Transcribe every entry word for word, leaving out all images.

=== Material for this task ===
|---|

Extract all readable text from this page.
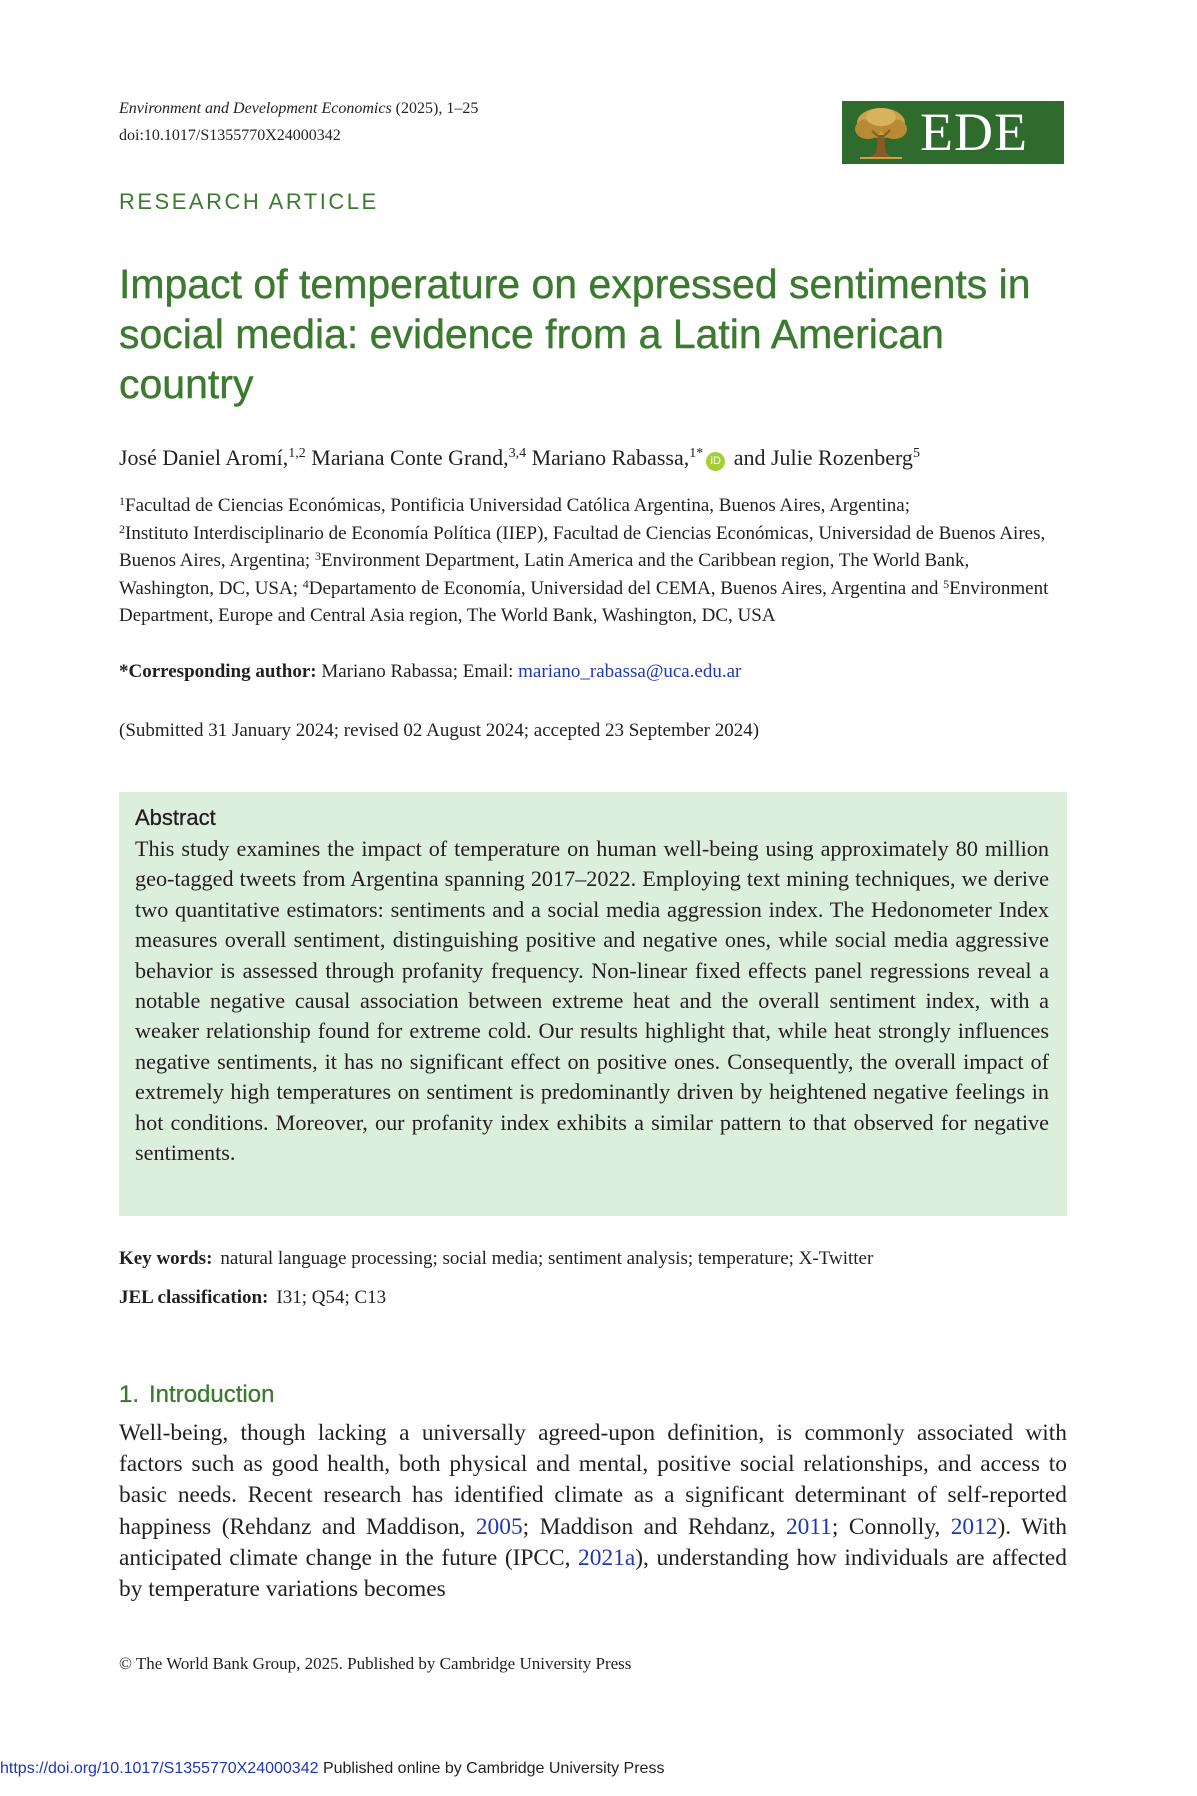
Environment and Development Economics (2025), 1–25
doi:10.1017/S1355770X24000342	EDE
RESEARCH ARTICLE
Impact of temperature on expressed sentiments in social media: evidence from a Latin American country
José Daniel Aromí,$^{1,2}$ Mariana Conte Grand,$^{3,4}$ Mariano Rabassa,$^{1*}$ iD and Julie Rozenberg$^5$

$^1$Facultad de Ciencias Económicas, Pontificia Universidad Católica Argentina, Buenos Aires, Argentina;
$^2$Instituto Interdisciplinario de Economía Política (IIEP), Facultad de Ciencias Económicas, Universidad de Buenos Aires, Buenos Aires, Argentina; $^3$Environment Department, Latin America and the Caribbean region, The World Bank, Washington, DC, USA; $^4$Departamento de Economía, Universidad del CEMA, Buenos Aires, Argentina and $^5$Environment Department, Europe and Central Asia region, The World Bank, Washington, DC, USA

*Corresponding author: Mariano Rabassa; Email: mariano_rabassa@uca.edu.ar
(Submitted 31 January 2024; revised 02 August 2024; accepted 23 September 2024)
Abstract

This study examines the impact of temperature on human well-being using approximately 80 million geo-tagged tweets from Argentina spanning 2017–2022. Employing text mining techniques, we derive two quantitative estimators: sentiments and a social media aggression index. The Hedonometer Index measures overall sentiment, distinguishing positive and negative ones, while social media aggressive behavior is assessed through profanity frequency. Non-linear fixed effects panel regressions reveal a notable negative causal association between extreme heat and the overall sentiment index, with a weaker relationship found for extreme cold. Our results highlight that, while heat strongly influences negative sentiments, it has no significant effect on positive ones. Consequently, the overall impact of extremely high temperatures on sentiment is predominantly driven by heightened negative feelings in hot conditions. Moreover, our profanity index exhibits a similar pattern to that observed for negative sentiments.

Key words: natural language processing; social media; sentiment analysis; temperature; X-Twitter
JEL classification: I31; Q54; C13
1. Introduction

Well-being, though lacking a universally agreed-upon definition, is commonly associated with factors such as good health, both physical and mental, positive social relationships, and access to basic needs. Recent research has identified climate as a significant determinant of self-reported happiness (Rehdanz and Maddison, 2005; Maddison and Rehdanz, 2011; Connolly, 2012). With anticipated climate change in the future (IPCC, 2021a), understanding how individuals are affected by temperature variations becomes

© The World Bank Group, 2025. Published by Cambridge University Press
https://doi.org/10.1017/S1355770X24000342 Published online by Cambridge University Press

|---|

=== Answer to this task ===
Extract all readable text from this page.
Environment and Development Economics (2025), 1–25
doi:10.1017/S1355770X24000342	EDE
RESEARCH ARTICLE
Impact of temperature on expressed sentiments in social media: evidence from a Latin American country
José Daniel Aromí,$^{1,2}$ Mariana Conte Grand,$^{3,4}$ Mariano Rabassa,$^{1*}$ iD and Julie Rozenberg$^5$

$^1$Facultad de Ciencias Económicas, Pontificia Universidad Católica Argentina, Buenos Aires, Argentina;
$^2$Instituto Interdisciplinario de Economía Política (IIEP), Facultad de Ciencias Económicas, Universidad de Buenos Aires, Buenos Aires, Argentina; $^3$Environment Department, Latin America and the Caribbean region, The World Bank, Washington, DC, USA; $^4$Departamento de Economía, Universidad del CEMA, Buenos Aires, Argentina and $^5$Environment Department, Europe and Central Asia region, The World Bank, Washington, DC, USA

*Corresponding author: Mariano Rabassa; Email: mariano_rabassa@uca.edu.ar
(Submitted 31 January 2024; revised 02 August 2024; accepted 23 September 2024)
Abstract

This study examines the impact of temperature on human well-being using approximately 80 million geo-tagged tweets from Argentina spanning 2017–2022. Employing text mining techniques, we derive two quantitative estimators: sentiments and a social media aggression index. The Hedonometer Index measures overall sentiment, distinguishing positive and negative ones, while social media aggressive behavior is assessed through profanity frequency. Non-linear fixed effects panel regressions reveal a notable negative causal association between extreme heat and the overall sentiment index, with a weaker relationship found for extreme cold. Our results highlight that, while heat strongly influences negative sentiments, it has no significant effect on positive ones. Consequently, the overall impact of extremely high temperatures on sentiment is predominantly driven by heightened negative feelings in hot conditions. Moreover, our profanity index exhibits a similar pattern to that observed for negative sentiments.

Key words: natural language processing; social media; sentiment analysis; temperature; X-Twitter
JEL classification: I31; Q54; C13
1. Introduction

Well-being, though lacking a universally agreed-upon definition, is commonly associated with factors such as good health, both physical and mental, positive social relationships, and access to basic needs. Recent research has identified climate as a significant determinant of self-reported happiness (Rehdanz and Maddison, 2005; Maddison and Rehdanz, 2011; Connolly, 2012). With anticipated climate change in the future (IPCC, 2021a), understanding how individuals are affected by temperature variations becomes

© The World Bank Group, 2025. Published by Cambridge University Press
https://doi.org/10.1017/S1355770X24000342 Published online by Cambridge University Press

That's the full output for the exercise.